DIRECTION
Quote, without change, all of the lines that follow.

INPUT
§ §

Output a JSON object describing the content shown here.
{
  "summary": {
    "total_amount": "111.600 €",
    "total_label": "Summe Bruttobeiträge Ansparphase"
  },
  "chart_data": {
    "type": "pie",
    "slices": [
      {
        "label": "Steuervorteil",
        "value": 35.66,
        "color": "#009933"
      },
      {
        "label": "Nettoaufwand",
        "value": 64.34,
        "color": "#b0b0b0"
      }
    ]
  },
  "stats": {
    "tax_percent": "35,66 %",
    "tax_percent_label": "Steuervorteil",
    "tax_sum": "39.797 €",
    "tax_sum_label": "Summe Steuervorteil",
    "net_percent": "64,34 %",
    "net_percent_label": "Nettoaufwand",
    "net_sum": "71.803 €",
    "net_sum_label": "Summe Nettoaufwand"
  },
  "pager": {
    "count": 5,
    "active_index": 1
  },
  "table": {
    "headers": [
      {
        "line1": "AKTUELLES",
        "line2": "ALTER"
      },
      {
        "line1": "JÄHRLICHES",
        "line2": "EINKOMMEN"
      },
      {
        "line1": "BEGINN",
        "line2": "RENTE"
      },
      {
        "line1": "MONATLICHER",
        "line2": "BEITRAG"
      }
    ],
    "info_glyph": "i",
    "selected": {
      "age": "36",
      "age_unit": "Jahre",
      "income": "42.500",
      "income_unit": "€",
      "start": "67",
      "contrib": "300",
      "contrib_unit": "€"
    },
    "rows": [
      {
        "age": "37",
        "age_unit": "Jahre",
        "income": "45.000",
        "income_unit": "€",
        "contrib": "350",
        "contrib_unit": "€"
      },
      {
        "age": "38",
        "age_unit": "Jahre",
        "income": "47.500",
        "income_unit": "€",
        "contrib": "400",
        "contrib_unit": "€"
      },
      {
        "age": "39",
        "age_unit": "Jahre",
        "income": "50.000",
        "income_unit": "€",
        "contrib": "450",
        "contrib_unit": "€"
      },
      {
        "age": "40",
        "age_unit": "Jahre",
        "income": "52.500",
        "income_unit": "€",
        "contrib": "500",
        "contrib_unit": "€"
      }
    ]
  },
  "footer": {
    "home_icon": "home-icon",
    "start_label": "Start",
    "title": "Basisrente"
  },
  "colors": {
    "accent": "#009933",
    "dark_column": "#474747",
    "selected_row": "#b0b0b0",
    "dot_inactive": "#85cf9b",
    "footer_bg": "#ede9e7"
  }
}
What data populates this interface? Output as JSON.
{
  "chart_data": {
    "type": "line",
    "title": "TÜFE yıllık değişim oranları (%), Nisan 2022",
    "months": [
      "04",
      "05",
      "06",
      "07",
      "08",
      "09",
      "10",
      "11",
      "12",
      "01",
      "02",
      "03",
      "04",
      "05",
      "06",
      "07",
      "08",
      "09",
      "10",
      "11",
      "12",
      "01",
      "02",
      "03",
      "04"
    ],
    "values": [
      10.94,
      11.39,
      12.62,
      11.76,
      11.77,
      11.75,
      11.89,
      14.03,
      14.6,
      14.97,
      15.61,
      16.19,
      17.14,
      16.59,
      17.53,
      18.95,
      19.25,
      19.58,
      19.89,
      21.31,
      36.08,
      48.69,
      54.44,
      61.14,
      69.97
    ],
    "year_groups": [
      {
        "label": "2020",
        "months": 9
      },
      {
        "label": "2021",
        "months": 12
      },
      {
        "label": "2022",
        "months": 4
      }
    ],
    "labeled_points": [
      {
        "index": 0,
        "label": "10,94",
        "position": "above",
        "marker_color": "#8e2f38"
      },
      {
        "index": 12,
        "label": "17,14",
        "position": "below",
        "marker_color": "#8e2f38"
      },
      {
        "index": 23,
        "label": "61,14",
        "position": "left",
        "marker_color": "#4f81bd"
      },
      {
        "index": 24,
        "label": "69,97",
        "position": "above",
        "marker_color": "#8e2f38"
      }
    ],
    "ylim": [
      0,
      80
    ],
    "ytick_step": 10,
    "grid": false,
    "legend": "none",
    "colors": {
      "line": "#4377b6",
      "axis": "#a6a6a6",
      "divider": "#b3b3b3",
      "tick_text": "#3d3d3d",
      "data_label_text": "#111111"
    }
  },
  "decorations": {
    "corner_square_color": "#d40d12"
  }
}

§ §

CORRECT RESPONSE
Output a JSON object describing the content shown here.
{
  "summary": {
    "total_amount": "111.600 €",
    "total_label": "Summe Bruttobeiträge Ansparphase"
  },
  "chart_data": {
    "type": "pie",
    "slices": [
      {
        "label": "Steuervorteil",
        "value": 35.66,
        "color": "#009933"
      },
      {
        "label": "Nettoaufwand",
        "value": 64.34,
        "color": "#b0b0b0"
      }
    ]
  },
  "stats": {
    "tax_percent": "35,66 %",
    "tax_percent_label": "Steuervorteil",
    "tax_sum": "39.797 €",
    "tax_sum_label": "Summe Steuervorteil",
    "net_percent": "64,34 %",
    "net_percent_label": "Nettoaufwand",
    "net_sum": "71.803 €",
    "net_sum_label": "Summe Nettoaufwand"
  },
  "pager": {
    "count": 5,
    "active_index": 1
  },
  "table": {
    "headers": [
      {
        "line1": "AKTUELLES",
        "line2": "ALTER"
      },
      {
        "line1": "JÄHRLICHES",
        "line2": "EINKOMMEN"
      },
      {
        "line1": "BEGINN",
        "line2": "RENTE"
      },
      {
        "line1": "MONATLICHER",
        "line2": "BEITRAG"
      }
    ],
    "info_glyph": "i",
    "selected": {
      "age": "36",
      "age_unit": "Jahre",
      "income": "42.500",
      "income_unit": "€",
      "start": "67",
      "contrib": "300",
      "contrib_unit": "€"
    },
    "rows": [
      {
        "age": "37",
        "age_unit": "Jahre",
        "income": "45.000",
        "income_unit": "€",
        "contrib": "350",
        "contrib_unit": "€"
      },
      {
        "age": "38",
        "age_unit": "Jahre",
        "income": "47.500",
        "income_unit": "€",
        "contrib": "400",
        "contrib_unit": "€"
      },
      {
        "age": "39",
        "age_unit": "Jahre",
        "income": "50.000",
        "income_unit": "€",
        "contrib": "450",
        "contrib_unit": "€"
      },
      {
        "age": "40",
        "age_unit": "Jahre",
        "income": "52.500",
        "income_unit": "€",
        "contrib": "500",
        "contrib_unit": "€"
      }
    ]
  },
  "footer": {
    "home_icon": "home-icon",
    "start_label": "Start",
    "title": "Basisrente"
  },
  "colors": {
    "accent": "#009933",
    "dark_column": "#474747",
    "selected_row": "#b0b0b0",
    "dot_inactive": "#85cf9b",
    "footer_bg": "#ede9e7"
  }
}
What data populates this interface? Output as JSON.
{
  "chart_data": {
    "type": "line",
    "title": "TÜFE yıllık değişim oranları (%), Nisan 2022",
    "months": [
      "04",
      "05",
      "06",
      "07",
      "08",
      "09",
      "10",
      "11",
      "12",
      "01",
      "02",
      "03",
      "04",
      "05",
      "06",
      "07",
      "08",
      "09",
      "10",
      "11",
      "12",
      "01",
      "02",
      "03",
      "04"
    ],
    "values": [
      10.94,
      11.39,
      12.62,
      11.76,
      11.77,
      11.75,
      11.89,
      14.03,
      14.6,
      14.97,
      15.61,
      16.19,
      17.14,
      16.59,
      17.53,
      18.95,
      19.25,
      19.58,
      19.89,
      21.31,
      36.08,
      48.69,
      54.44,
      61.14,
      69.97
    ],
    "year_groups": [
      {
        "label": "2020",
        "months": 9
      },
      {
        "label": "2021",
        "months": 12
      },
      {
        "label": "2022",
        "months": 4
      }
    ],
    "labeled_points": [
      {
        "index": 0,
        "label": "10,94",
        "position": "above",
        "marker_color": "#8e2f38"
      },
      {
        "index": 12,
        "label": "17,14",
        "position": "below",
        "marker_color": "#8e2f38"
      },
      {
        "index": 23,
        "label": "61,14",
        "position": "left",
        "marker_color": "#4f81bd"
      },
      {
        "index": 24,
        "label": "69,97",
        "position": "above",
        "marker_color": "#8e2f38"
      }
    ],
    "ylim": [
      0,
      80
    ],
    "ytick_step": 10,
    "grid": false,
    "legend": "none",
    "colors": {
      "line": "#4377b6",
      "axis": "#a6a6a6",
      "divider": "#b3b3b3",
      "tick_text": "#3d3d3d",
      "data_label_text": "#111111"
    }
  },
  "decorations": {
    "corner_square_color": "#d40d12"
  }
}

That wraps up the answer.